The one school that scored above the national average was:
[1] Staten Island Technical High School
Given that there are a small number of schools in Staten Island compared to the other boroughs, it is difficult to compare the average scores of this borough to the other boroughs. However, similarly to the Manhattan, Brooklyn, and Queens the one school that did score above the national average was a technical school.
However, upon further research into this school I found that the Staten Island Technical High School is a top rated, public school. The school has around 1,300 students with a student-teacher ratio of 22 to 1. This research demonstrates that it is important to not make assumptions about the funding of a school and how it compares to private or specialized schools; however, since zip codes and property tax often determine how funded a school system is, I am curious to know the breakdown of the Staten Island Technical High School school demographic.
Upon further investigation, I found that the Staten Island Technical High School demographic is as follows: 52% White, 41% Asian, 5% Hispanic, and 1% Black. 99.7% of the students were tested. Although this is one school out of the 375 schools in this dataset, it is interesting to note the demographic reality of the schools that scored higher than the national average.

INFORMATION PROVIDED:

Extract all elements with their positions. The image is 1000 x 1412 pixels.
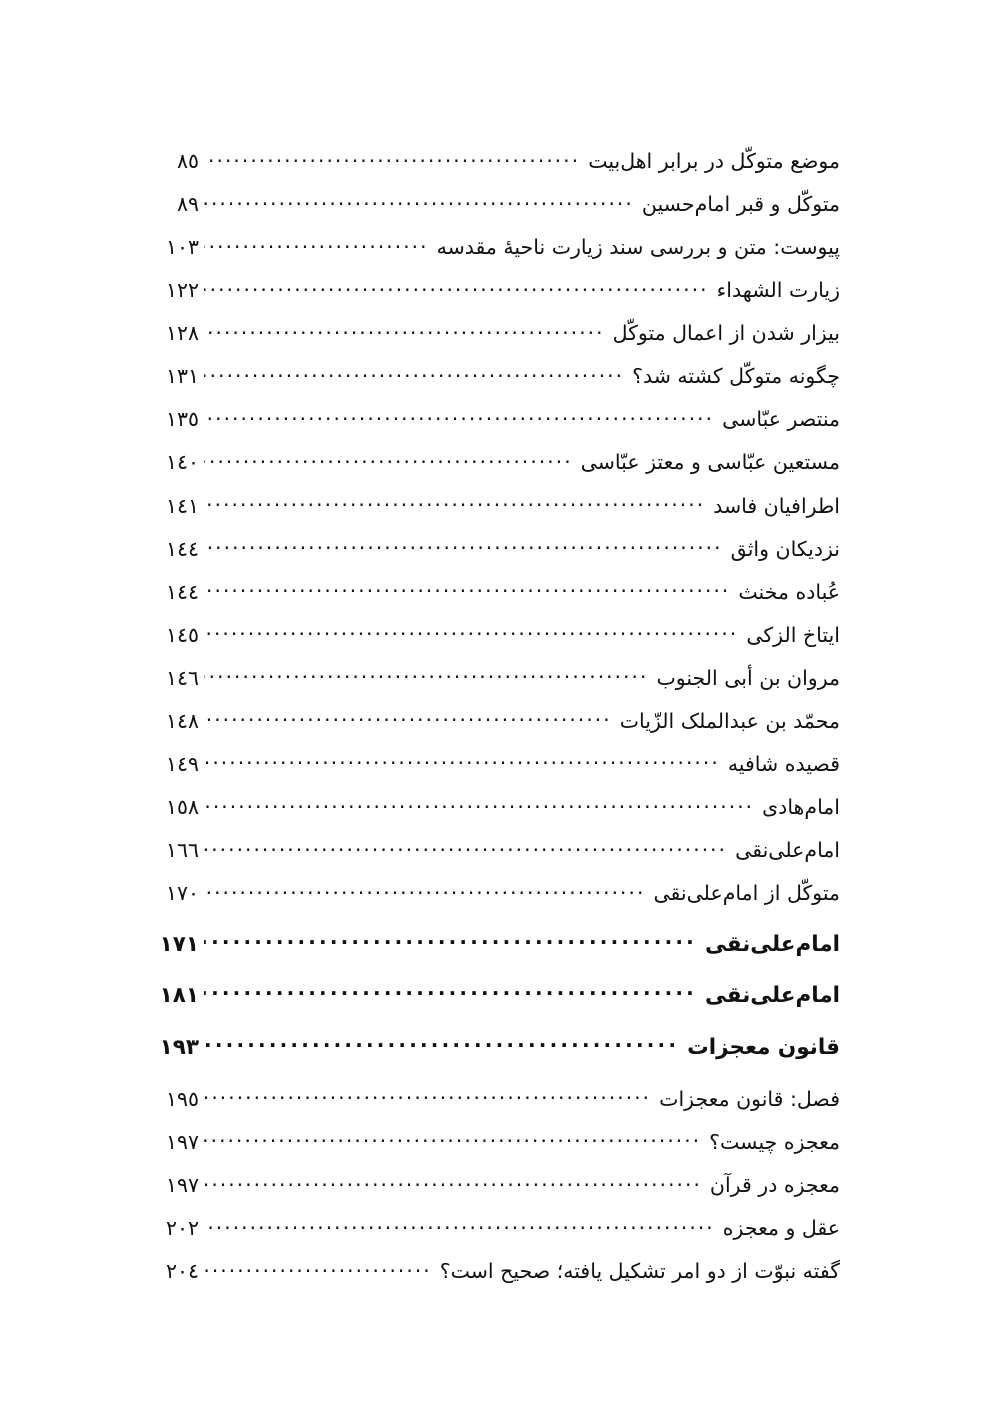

EXERCISE TASK A: From the Staten Island school text, list every demographic group reported for Staten Island Technical High School, with its percentage.
EXERCISE TASK B:
Answer these from the Staten Island school text:
(i) About how many students does Staten Island Technical High School have?
(ii) What percentage of its students were tested?
(iii) How many schools are in the dataset?
The data stands apart from the Staten Island school text and is separate material.

WRITTEN SOLUTION A:
White: 52%
Asian: 41%
Hispanic: 5%
Black: 1%

WRITTEN SOLUTION B:
(i) Around 1,300
(ii) 99.7%
(iii) 375